REQUIRED TASK: Each record below must be returned exactly as shown.

-- Begin ENTRIES SUPPLIED --

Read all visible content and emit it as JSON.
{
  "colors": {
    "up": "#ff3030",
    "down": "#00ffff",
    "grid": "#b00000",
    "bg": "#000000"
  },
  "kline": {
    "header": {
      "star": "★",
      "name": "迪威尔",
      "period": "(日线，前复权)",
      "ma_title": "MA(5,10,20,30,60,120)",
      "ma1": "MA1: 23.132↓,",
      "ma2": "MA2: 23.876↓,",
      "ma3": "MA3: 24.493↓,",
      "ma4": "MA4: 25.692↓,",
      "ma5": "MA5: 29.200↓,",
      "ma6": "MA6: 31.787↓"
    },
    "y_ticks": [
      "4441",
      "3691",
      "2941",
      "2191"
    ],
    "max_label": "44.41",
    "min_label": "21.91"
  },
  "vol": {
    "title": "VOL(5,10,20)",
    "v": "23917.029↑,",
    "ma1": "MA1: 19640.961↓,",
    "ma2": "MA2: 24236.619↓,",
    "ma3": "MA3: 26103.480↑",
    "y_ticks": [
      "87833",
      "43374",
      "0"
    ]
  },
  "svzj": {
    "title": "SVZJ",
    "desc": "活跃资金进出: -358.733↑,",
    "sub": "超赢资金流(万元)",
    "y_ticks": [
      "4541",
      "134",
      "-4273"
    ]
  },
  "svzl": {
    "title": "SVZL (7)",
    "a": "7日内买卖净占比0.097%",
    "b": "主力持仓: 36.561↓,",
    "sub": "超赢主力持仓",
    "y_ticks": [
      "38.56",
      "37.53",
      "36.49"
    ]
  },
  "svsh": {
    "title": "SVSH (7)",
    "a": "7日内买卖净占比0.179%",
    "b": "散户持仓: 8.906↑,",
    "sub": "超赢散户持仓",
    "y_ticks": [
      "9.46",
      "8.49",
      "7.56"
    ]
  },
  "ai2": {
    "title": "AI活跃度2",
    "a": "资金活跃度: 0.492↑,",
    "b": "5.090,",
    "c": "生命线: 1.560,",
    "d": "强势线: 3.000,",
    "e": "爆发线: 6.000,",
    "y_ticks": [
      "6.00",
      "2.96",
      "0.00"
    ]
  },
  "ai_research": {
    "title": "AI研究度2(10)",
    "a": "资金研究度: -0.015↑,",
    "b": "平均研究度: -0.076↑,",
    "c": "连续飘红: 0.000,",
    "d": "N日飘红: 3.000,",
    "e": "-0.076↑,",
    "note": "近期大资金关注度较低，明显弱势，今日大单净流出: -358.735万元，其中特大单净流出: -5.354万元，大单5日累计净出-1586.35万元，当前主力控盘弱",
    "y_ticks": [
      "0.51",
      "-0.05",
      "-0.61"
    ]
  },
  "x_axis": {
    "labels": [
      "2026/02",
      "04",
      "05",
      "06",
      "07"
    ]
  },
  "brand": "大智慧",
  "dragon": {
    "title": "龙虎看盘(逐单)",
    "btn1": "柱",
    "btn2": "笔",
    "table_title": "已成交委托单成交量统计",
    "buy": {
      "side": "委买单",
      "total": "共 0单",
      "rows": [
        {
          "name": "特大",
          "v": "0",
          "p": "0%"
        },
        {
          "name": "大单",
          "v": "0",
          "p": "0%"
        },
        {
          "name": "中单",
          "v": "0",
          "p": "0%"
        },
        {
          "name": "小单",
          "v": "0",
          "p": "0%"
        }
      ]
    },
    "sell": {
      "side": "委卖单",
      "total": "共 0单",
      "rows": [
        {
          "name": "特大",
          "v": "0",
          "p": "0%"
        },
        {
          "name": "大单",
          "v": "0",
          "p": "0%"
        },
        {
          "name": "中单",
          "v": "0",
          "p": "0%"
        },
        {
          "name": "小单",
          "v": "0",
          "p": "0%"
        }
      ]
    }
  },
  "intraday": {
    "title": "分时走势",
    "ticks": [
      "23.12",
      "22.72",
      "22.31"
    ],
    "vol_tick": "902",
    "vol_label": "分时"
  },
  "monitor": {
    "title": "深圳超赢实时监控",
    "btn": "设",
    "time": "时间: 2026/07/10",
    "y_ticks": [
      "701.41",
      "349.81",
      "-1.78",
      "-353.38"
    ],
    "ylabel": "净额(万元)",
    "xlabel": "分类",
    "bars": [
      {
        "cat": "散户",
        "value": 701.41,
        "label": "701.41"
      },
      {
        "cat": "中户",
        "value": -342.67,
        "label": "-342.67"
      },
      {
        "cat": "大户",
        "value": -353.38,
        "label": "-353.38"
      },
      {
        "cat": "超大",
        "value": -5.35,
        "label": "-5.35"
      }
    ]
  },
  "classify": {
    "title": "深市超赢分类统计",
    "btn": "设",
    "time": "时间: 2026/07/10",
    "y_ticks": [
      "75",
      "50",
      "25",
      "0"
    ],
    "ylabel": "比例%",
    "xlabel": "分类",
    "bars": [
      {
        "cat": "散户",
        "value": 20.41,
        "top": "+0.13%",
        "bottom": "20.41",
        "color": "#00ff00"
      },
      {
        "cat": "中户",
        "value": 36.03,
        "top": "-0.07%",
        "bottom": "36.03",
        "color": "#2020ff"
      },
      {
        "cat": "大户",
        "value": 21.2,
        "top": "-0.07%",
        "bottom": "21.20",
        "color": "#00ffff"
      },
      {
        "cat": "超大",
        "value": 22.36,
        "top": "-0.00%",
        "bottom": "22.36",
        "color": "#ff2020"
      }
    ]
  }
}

-- End ENTRIES SUPPLIED --

ANSWER IN FULL:
Read all visible content and emit it as JSON.
{
  "colors": {
    "up": "#ff3030",
    "down": "#00ffff",
    "grid": "#b00000",
    "bg": "#000000"
  },
  "kline": {
    "header": {
      "star": "★",
      "name": "迪威尔",
      "period": "(日线，前复权)",
      "ma_title": "MA(5,10,20,30,60,120)",
      "ma1": "MA1: 23.132↓,",
      "ma2": "MA2: 23.876↓,",
      "ma3": "MA3: 24.493↓,",
      "ma4": "MA4: 25.692↓,",
      "ma5": "MA5: 29.200↓,",
      "ma6": "MA6: 31.787↓"
    },
    "y_ticks": [
      "4441",
      "3691",
      "2941",
      "2191"
    ],
    "max_label": "44.41",
    "min_label": "21.91"
  },
  "vol": {
    "title": "VOL(5,10,20)",
    "v": "23917.029↑,",
    "ma1": "MA1: 19640.961↓,",
    "ma2": "MA2: 24236.619↓,",
    "ma3": "MA3: 26103.480↑",
    "y_ticks": [
      "87833",
      "43374",
      "0"
    ]
  },
  "svzj": {
    "title": "SVZJ",
    "desc": "活跃资金进出: -358.733↑,",
    "sub": "超赢资金流(万元)",
    "y_ticks": [
      "4541",
      "134",
      "-4273"
    ]
  },
  "svzl": {
    "title": "SVZL (7)",
    "a": "7日内买卖净占比0.097%",
    "b": "主力持仓: 36.561↓,",
    "sub": "超赢主力持仓",
    "y_ticks": [
      "38.56",
      "37.53",
      "36.49"
    ]
  },
  "svsh": {
    "title": "SVSH (7)",
    "a": "7日内买卖净占比0.179%",
    "b": "散户持仓: 8.906↑,",
    "sub": "超赢散户持仓",
    "y_ticks": [
      "9.46",
      "8.49",
      "7.56"
    ]
  },
  "ai2": {
    "title": "AI活跃度2",
    "a": "资金活跃度: 0.492↑,",
    "b": "5.090,",
    "c": "生命线: 1.560,",
    "d": "强势线: 3.000,",
    "e": "爆发线: 6.000,",
    "y_ticks": [
      "6.00",
      "2.96",
      "0.00"
    ]
  },
  "ai_research": {
    "title": "AI研究度2(10)",
    "a": "资金研究度: -0.015↑,",
    "b": "平均研究度: -0.076↑,",
    "c": "连续飘红: 0.000,",
    "d": "N日飘红: 3.000,",
    "e": "-0.076↑,",
    "note": "近期大资金关注度较低，明显弱势，今日大单净流出: -358.735万元，其中特大单净流出: -5.354万元，大单5日累计净出-1586.35万元，当前主力控盘弱",
    "y_ticks": [
      "0.51",
      "-0.05",
      "-0.61"
    ]
  },
  "x_axis": {
    "labels": [
      "2026/02",
      "04",
      "05",
      "06",
      "07"
    ]
  },
  "brand": "大智慧",
  "dragon": {
    "title": "龙虎看盘(逐单)",
    "btn1": "柱",
    "btn2": "笔",
    "table_title": "已成交委托单成交量统计",
    "buy": {
      "side": "委买单",
      "total": "共 0单",
      "rows": [
        {
          "name": "特大",
          "v": "0",
          "p": "0%"
        },
        {
          "name": "大单",
          "v": "0",
          "p": "0%"
        },
        {
          "name": "中单",
          "v": "0",
          "p": "0%"
        },
        {
          "name": "小单",
          "v": "0",
          "p": "0%"
        }
      ]
    },
    "sell": {
      "side": "委卖单",
      "total": "共 0单",
      "rows": [
        {
          "name": "特大",
          "v": "0",
          "p": "0%"
        },
        {
          "name": "大单",
          "v": "0",
          "p": "0%"
        },
        {
          "name": "中单",
          "v": "0",
          "p": "0%"
        },
        {
          "name": "小单",
          "v": "0",
          "p": "0%"
        }
      ]
    }
  },
  "intraday": {
    "title": "分时走势",
    "ticks": [
      "23.12",
      "22.72",
      "22.31"
    ],
    "vol_tick": "902",
    "vol_label": "分时"
  },
  "monitor": {
    "title": "深圳超赢实时监控",
    "btn": "设",
    "time": "时间: 2026/07/10",
    "y_ticks": [
      "701.41",
      "349.81",
      "-1.78",
      "-353.38"
    ],
    "ylabel": "净额(万元)",
    "xlabel": "分类",
    "bars": [
      {
        "cat": "散户",
        "value": 701.41,
        "label": "701.41"
      },
      {
        "cat": "中户",
        "value": -342.67,
        "label": "-342.67"
      },
      {
        "cat": "大户",
        "value": -353.38,
        "label": "-353.38"
      },
      {
        "cat": "超大",
        "value": -5.35,
        "label": "-5.35"
      }
    ]
  },
  "classify": {
    "title": "深市超赢分类统计",
    "btn": "设",
    "time": "时间: 2026/07/10",
    "y_ticks": [
      "75",
      "50",
      "25",
      "0"
    ],
    "ylabel": "比例%",
    "xlabel": "分类",
    "bars": [
      {
        "cat": "散户",
        "value": 20.41,
        "top": "+0.13%",
        "bottom": "20.41",
        "color": "#00ff00"
      },
      {
        "cat": "中户",
        "value": 36.03,
        "top": "-0.07%",
        "bottom": "36.03",
        "color": "#2020ff"
      },
      {
        "cat": "大户",
        "value": 21.2,
        "top": "-0.07%",
        "bottom": "21.20",
        "color": "#00ffff"
      },
      {
        "cat": "超大",
        "value": 22.36,
        "top": "-0.00%",
        "bottom": "22.36",
        "color": "#ff2020"
      }
    ]
  }
}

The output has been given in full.